- _The request_
Skip the pictures and quote all of the lines exactly.

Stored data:
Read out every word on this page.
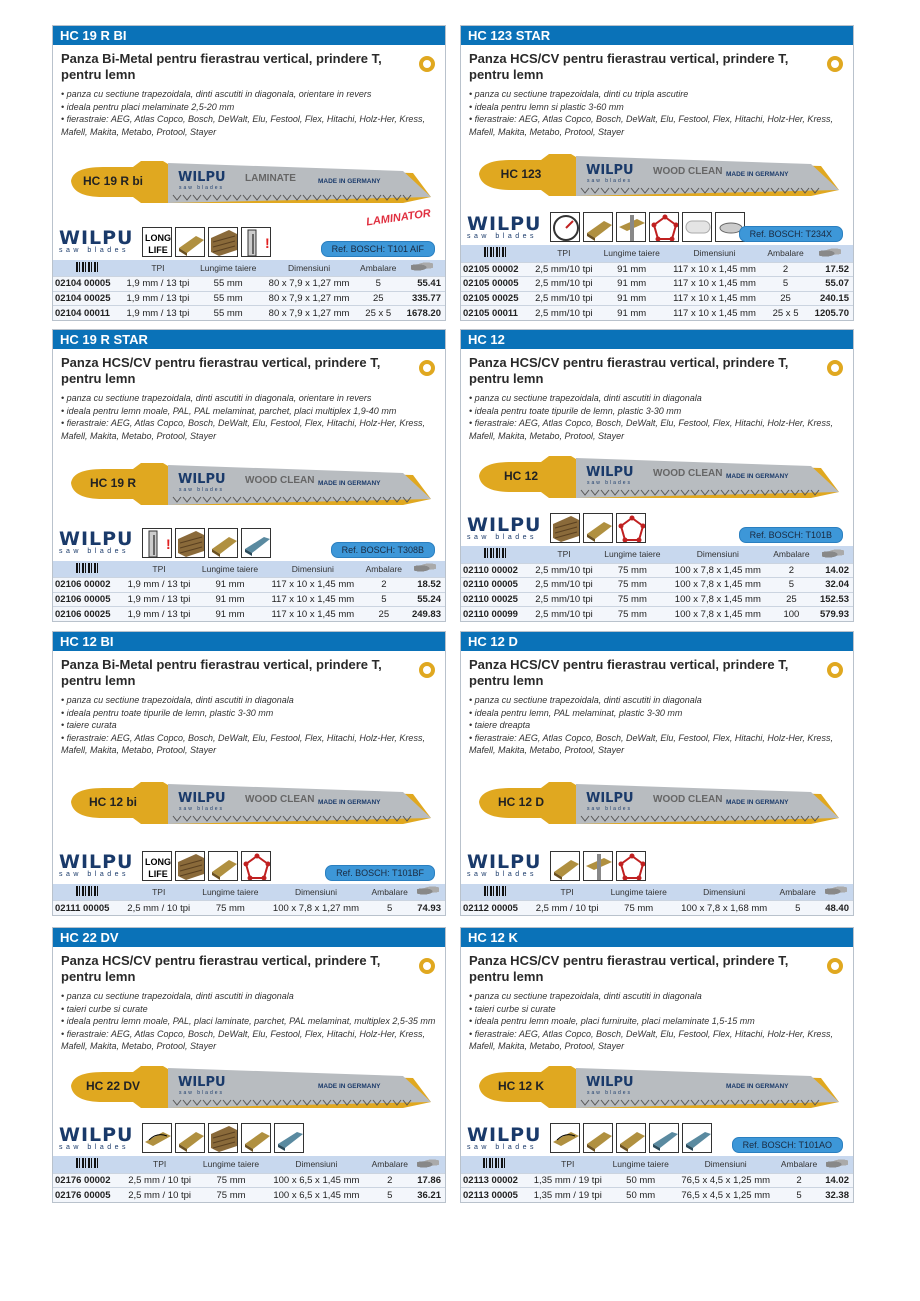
HC 19 R BI
Panza Bi-Metal pentru fierastrau vertical, prindere T, pentru lemn
• panza cu sectiune trapezoidala, dinti ascutiti in diagonala, orientare in revers
• ideala pentru placi melaminate 2,5-20 mm
• fierastraie: AEG, Atlas Copco, Bosch, DeWalt, Elu, Festool, Flex, Hitachi, Holz-Her, Kress, Mafell, Makita, Metabo, Protool, Stayer
HC 19 R bi	WILPU
saw blades
LAMINATE	MADE IN GERMANY
LAMINATOR
WILPU
saw blades
LONG
LIFE	!	Ref. BOSCH: T101 AIF
	TPI	Lungime taiere	Dimensiuni	Ambalare	
02104 00005	1,9 mm / 13 tpi	55 mm	80 x 7,9 x 1,27 mm	5	55.41
02104 00025	1,9 mm / 13 tpi	55 mm	80 x 7,9 x 1,27 mm	25	335.77
02104 00011	1,9 mm / 13 tpi	55 mm	80 x 7,9 x 1,27 mm	25 x 5	1678.20
HC 19 R STAR
Panza HCS/CV pentru fierastrau vertical, prindere T, pentru lemn
• panza cu sectiune trapezoidala, dinti ascutiti in diagonala, orientare in revers
• ideala pentru lemn moale, PAL, PAL melaminat, parchet, placi multiplex 1,9-40 mm
• fierastraie: AEG, Atlas Copco, Bosch, DeWalt, Elu, Festool, Flex, Hitachi, Holz-Her, Kress, Mafell, Makita, Metabo, Protool, Stayer
HC 19 R	WILPU
saw blades
WOOD CLEAN MADE IN GERMANY
WILPU
saw blades	!	Ref. BOSCH: T308B
	TPI	Lungime taiere	Dimensiuni	Ambalare	
02106 00002	1,9 mm / 13 tpi	91 mm	117 x 10 x 1,45 mm	2	18.52
02106 00005	1,9 mm / 13 tpi	91 mm	117 x 10 x 1,45 mm	5	55.24
02106 00025	1,9 mm / 13 tpi	91 mm	117 x 10 x 1,45 mm	25	249.83
HC 12 BI
Panza Bi-Metal pentru fierastrau vertical, prindere T, pentru lemn
• panza cu sectiune trapezoidala, dinti ascutiti in diagonala
• ideala pentru toate tipurile de lemn, plastic 3-30 mm
• taiere curata
• fierastraie: AEG, Atlas Copco, Bosch, DeWalt, Elu, Festool, Flex, Hitachi, Holz-Her, Kress, Mafell, Makita, Metabo, Protool, Stayer
HC 12 bi	WILPU
saw blades
WOOD CLEAN MADE IN GERMANY
WILPU
saw blades
LONG
LIFE	Ref. BOSCH: T101BF
	TPI	Lungime taiere	Dimensiuni	Ambalare	
02111 00005	2,5 mm / 10 tpi	75 mm	100 x 7,8 x 1,27 mm	5	74.93
HC 22 DV
Panza HCS/CV pentru fierastrau vertical, prindere T, pentru lemn
• panza cu sectiune trapezoidala, dinti ascutiti in diagonala
• taieri curbe si curate
• ideala pentru lemn moale, PAL, placi laminate, parchet, PAL melaminat, multiplex 2,5-35 mm
• fierastraie: AEG, Atlas Copco, Bosch, DeWalt, Elu, Festool, Flex, Hitachi, Holz-Her, Kress, Mafell, Makita, Metabo, Protool, Stayer
HC 22 DV	WILPU
saw blades
MADE IN GERMANY
WILPU
saw blades
	TPI	Lungime taiere	Dimensiuni	Ambalare	
02176 00002	2,5 mm / 10 tpi	75 mm	100 x 6,5 x 1,45 mm	2	17.86
02176 00005	2,5 mm / 10 tpi	75 mm	100 x 6,5 x 1,45 mm	5	36.21
HC 123 STAR
Panza HCS/CV pentru fierastrau vertical, prindere T, pentru lemn
• panza cu sectiune trapezoidala, dinti cu tripla ascutire
• ideala pentru lemn si plastic 3-60 mm
• fierastraie: AEG, Atlas Copco, Bosch, DeWalt, Elu, Festool, Flex, Hitachi, Holz-Her, Kress, Mafell, Makita, Metabo, Protool, Stayer
HC 123	WILPU
saw blades
WOOD CLEAN MADE IN GERMANY
WILPU
saw blades	Ref. BOSCH: T234X
	TPI	Lungime taiere	Dimensiuni	Ambalare	
02105 00002	2,5 mm/10 tpi	91 mm	117 x 10 x 1,45 mm	2	17.52
02105 00005	2,5 mm/10 tpi	91 mm	117 x 10 x 1,45 mm	5	55.07
02105 00025	2,5 mm/10 tpi	91 mm	117 x 10 x 1,45 mm	25	240.15
02105 00011	2,5 mm/10 tpi	91 mm	117 x 10 x 1,45 mm	25 x 5	1205.70
HC 12
Panza HCS/CV pentru fierastrau vertical, prindere T, pentru lemn
• panza cu sectiune trapezoidala, dinti ascutiti in diagonala
• ideala pentru toate tipurile de lemn, plastic 3-30 mm
• fierastraie: AEG, Atlas Copco, Bosch, DeWalt, Elu, Festool, Flex, Hitachi, Holz-Her, Kress, Mafell, Makita, Metabo, Protool, Stayer
HC 12	WILPU
saw blades
WOOD CLEAN MADE IN GERMANY
WILPU
saw blades	Ref. BOSCH: T101B
	TPI	Lungime taiere	Dimensiuni	Ambalare	
02110 00002	2,5 mm/10 tpi	75 mm	100 x 7,8 x 1,45 mm	2	14.02
02110 00005	2,5 mm/10 tpi	75 mm	100 x 7,8 x 1,45 mm	5	32.04
02110 00025	2,5 mm/10 tpi	75 mm	100 x 7,8 x 1,45 mm	25	152.53
02110 00099	2,5 mm/10 tpi	75 mm	100 x 7,8 x 1,45 mm	100	579.93
HC 12 D
Panza HCS/CV pentru fierastrau vertical, prindere T, pentru lemn
• panza cu sectiune trapezoidala, dinti ascutiti in diagonala
• ideala pentru lemn, PAL melaminat, plastic 3-30 mm
• taiere dreapta
• fierastraie: AEG, Atlas Copco, Bosch, DeWalt, Elu, Festool, Flex, Hitachi, Holz-Her, Kress, Mafell, Makita, Metabo, Protool, Stayer
HC 12 D	WILPU
saw blades
WOOD CLEAN MADE IN GERMANY
WILPU
saw blades
	TPI	Lungime taiere	Dimensiuni	Ambalare	
02112 00005	2,5 mm / 10 tpi	75 mm	100 x 7,8 x 1,68 mm	5	48.40
HC 12 K
Panza HCS/CV pentru fierastrau vertical, prindere T, pentru lemn
• panza cu sectiune trapezoidala, dinti ascutiti in diagonala
• taieri curbe si curate
• ideala pentru lemn moale, placi furniruite, placi melaminate 1,5-15 mm
• fierastraie: AEG, Atlas Copco, Bosch, DeWalt, Elu, Festool, Flex, Hitachi, Holz-Her, Kress, Mafell, Makita, Metabo, Protool, Stayer
HC 12 K	WILPU
saw blades
MADE IN GERMANY
WILPU
saw blades	Ref. BOSCH: T101AO
	TPI	Lungime taiere	Dimensiuni	Ambalare	
02113 00002	1,35 mm / 19 tpi	50 mm	76,5 x 4,5 x 1,25 mm	2	14.02
02113 00005	1,35 mm / 19 tpi	50 mm	76,5 x 4,5 x 1,25 mm	5	32.38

- _Answer to this exercise_
Read out every word on this page.
HC 19 R BI
Panza Bi-Metal pentru fierastrau vertical, prindere T, pentru lemn
• panza cu sectiune trapezoidala, dinti ascutiti in diagonala, orientare in revers
• ideala pentru placi melaminate 2,5-20 mm
• fierastraie: AEG, Atlas Copco, Bosch, DeWalt, Elu, Festool, Flex, Hitachi, Holz-Her, Kress, Mafell, Makita, Metabo, Protool, Stayer
HC 19 R bi	WILPU
saw blades
LAMINATE	MADE IN GERMANY
LAMINATOR
WILPU
saw blades
LONG
LIFE	!	Ref. BOSCH: T101 AIF
	TPI	Lungime taiere	Dimensiuni	Ambalare	
02104 00005	1,9 mm / 13 tpi	55 mm	80 x 7,9 x 1,27 mm	5	55.41
02104 00025	1,9 mm / 13 tpi	55 mm	80 x 7,9 x 1,27 mm	25	335.77
02104 00011	1,9 mm / 13 tpi	55 mm	80 x 7,9 x 1,27 mm	25 x 5	1678.20
HC 19 R STAR
Panza HCS/CV pentru fierastrau vertical, prindere T, pentru lemn
• panza cu sectiune trapezoidala, dinti ascutiti in diagonala, orientare in revers
• ideala pentru lemn moale, PAL, PAL melaminat, parchet, placi multiplex 1,9-40 mm
• fierastraie: AEG, Atlas Copco, Bosch, DeWalt, Elu, Festool, Flex, Hitachi, Holz-Her, Kress, Mafell, Makita, Metabo, Protool, Stayer
HC 19 R	WILPU
saw blades
WOOD CLEAN MADE IN GERMANY
WILPU
saw blades	!	Ref. BOSCH: T308B
	TPI	Lungime taiere	Dimensiuni	Ambalare	
02106 00002	1,9 mm / 13 tpi	91 mm	117 x 10 x 1,45 mm	2	18.52
02106 00005	1,9 mm / 13 tpi	91 mm	117 x 10 x 1,45 mm	5	55.24
02106 00025	1,9 mm / 13 tpi	91 mm	117 x 10 x 1,45 mm	25	249.83
HC 12 BI
Panza Bi-Metal pentru fierastrau vertical, prindere T, pentru lemn
• panza cu sectiune trapezoidala, dinti ascutiti in diagonala
• ideala pentru toate tipurile de lemn, plastic 3-30 mm
• taiere curata
• fierastraie: AEG, Atlas Copco, Bosch, DeWalt, Elu, Festool, Flex, Hitachi, Holz-Her, Kress, Mafell, Makita, Metabo, Protool, Stayer
HC 12 bi	WILPU
saw blades
WOOD CLEAN MADE IN GERMANY
WILPU
saw blades
LONG
LIFE	Ref. BOSCH: T101BF
	TPI	Lungime taiere	Dimensiuni	Ambalare	
02111 00005	2,5 mm / 10 tpi	75 mm	100 x 7,8 x 1,27 mm	5	74.93
HC 22 DV
Panza HCS/CV pentru fierastrau vertical, prindere T, pentru lemn
• panza cu sectiune trapezoidala, dinti ascutiti in diagonala
• taieri curbe si curate
• ideala pentru lemn moale, PAL, placi laminate, parchet, PAL melaminat, multiplex 2,5-35 mm
• fierastraie: AEG, Atlas Copco, Bosch, DeWalt, Elu, Festool, Flex, Hitachi, Holz-Her, Kress, Mafell, Makita, Metabo, Protool, Stayer
HC 22 DV	WILPU
saw blades
MADE IN GERMANY
WILPU
saw blades
	TPI	Lungime taiere	Dimensiuni	Ambalare	
02176 00002	2,5 mm / 10 tpi	75 mm	100 x 6,5 x 1,45 mm	2	17.86
02176 00005	2,5 mm / 10 tpi	75 mm	100 x 6,5 x 1,45 mm	5	36.21
HC 123 STAR
Panza HCS/CV pentru fierastrau vertical, prindere T, pentru lemn
• panza cu sectiune trapezoidala, dinti cu tripla ascutire
• ideala pentru lemn si plastic 3-60 mm
• fierastraie: AEG, Atlas Copco, Bosch, DeWalt, Elu, Festool, Flex, Hitachi, Holz-Her, Kress, Mafell, Makita, Metabo, Protool, Stayer
HC 123	WILPU
saw blades
WOOD CLEAN MADE IN GERMANY
WILPU
saw blades	Ref. BOSCH: T234X
	TPI	Lungime taiere	Dimensiuni	Ambalare	
02105 00002	2,5 mm/10 tpi	91 mm	117 x 10 x 1,45 mm	2	17.52
02105 00005	2,5 mm/10 tpi	91 mm	117 x 10 x 1,45 mm	5	55.07
02105 00025	2,5 mm/10 tpi	91 mm	117 x 10 x 1,45 mm	25	240.15
02105 00011	2,5 mm/10 tpi	91 mm	117 x 10 x 1,45 mm	25 x 5	1205.70
HC 12
Panza HCS/CV pentru fierastrau vertical, prindere T, pentru lemn
• panza cu sectiune trapezoidala, dinti ascutiti in diagonala
• ideala pentru toate tipurile de lemn, plastic 3-30 mm
• fierastraie: AEG, Atlas Copco, Bosch, DeWalt, Elu, Festool, Flex, Hitachi, Holz-Her, Kress, Mafell, Makita, Metabo, Protool, Stayer
HC 12	WILPU
saw blades
WOOD CLEAN MADE IN GERMANY
WILPU
saw blades	Ref. BOSCH: T101B
	TPI	Lungime taiere	Dimensiuni	Ambalare	
02110 00002	2,5 mm/10 tpi	75 mm	100 x 7,8 x 1,45 mm	2	14.02
02110 00005	2,5 mm/10 tpi	75 mm	100 x 7,8 x 1,45 mm	5	32.04
02110 00025	2,5 mm/10 tpi	75 mm	100 x 7,8 x 1,45 mm	25	152.53
02110 00099	2,5 mm/10 tpi	75 mm	100 x 7,8 x 1,45 mm	100	579.93
HC 12 D
Panza HCS/CV pentru fierastrau vertical, prindere T, pentru lemn
• panza cu sectiune trapezoidala, dinti ascutiti in diagonala
• ideala pentru lemn, PAL melaminat, plastic 3-30 mm
• taiere dreapta
• fierastraie: AEG, Atlas Copco, Bosch, DeWalt, Elu, Festool, Flex, Hitachi, Holz-Her, Kress, Mafell, Makita, Metabo, Protool, Stayer
HC 12 D	WILPU
saw blades
WOOD CLEAN MADE IN GERMANY
WILPU
saw blades
	TPI	Lungime taiere	Dimensiuni	Ambalare	
02112 00005	2,5 mm / 10 tpi	75 mm	100 x 7,8 x 1,68 mm	5	48.40
HC 12 K
Panza HCS/CV pentru fierastrau vertical, prindere T, pentru lemn
• panza cu sectiune trapezoidala, dinti ascutiti in diagonala
• taieri curbe si curate
• ideala pentru lemn moale, placi furniruite, placi melaminate 1,5-15 mm
• fierastraie: AEG, Atlas Copco, Bosch, DeWalt, Elu, Festool, Flex, Hitachi, Holz-Her, Kress, Mafell, Makita, Metabo, Protool, Stayer
HC 12 K	WILPU
saw blades
MADE IN GERMANY
WILPU
saw blades	Ref. BOSCH: T101AO
	TPI	Lungime taiere	Dimensiuni	Ambalare	
02113 00002	1,35 mm / 19 tpi	50 mm	76,5 x 4,5 x 1,25 mm	2	14.02
02113 00005	1,35 mm / 19 tpi	50 mm	76,5 x 4,5 x 1,25 mm	5	32.38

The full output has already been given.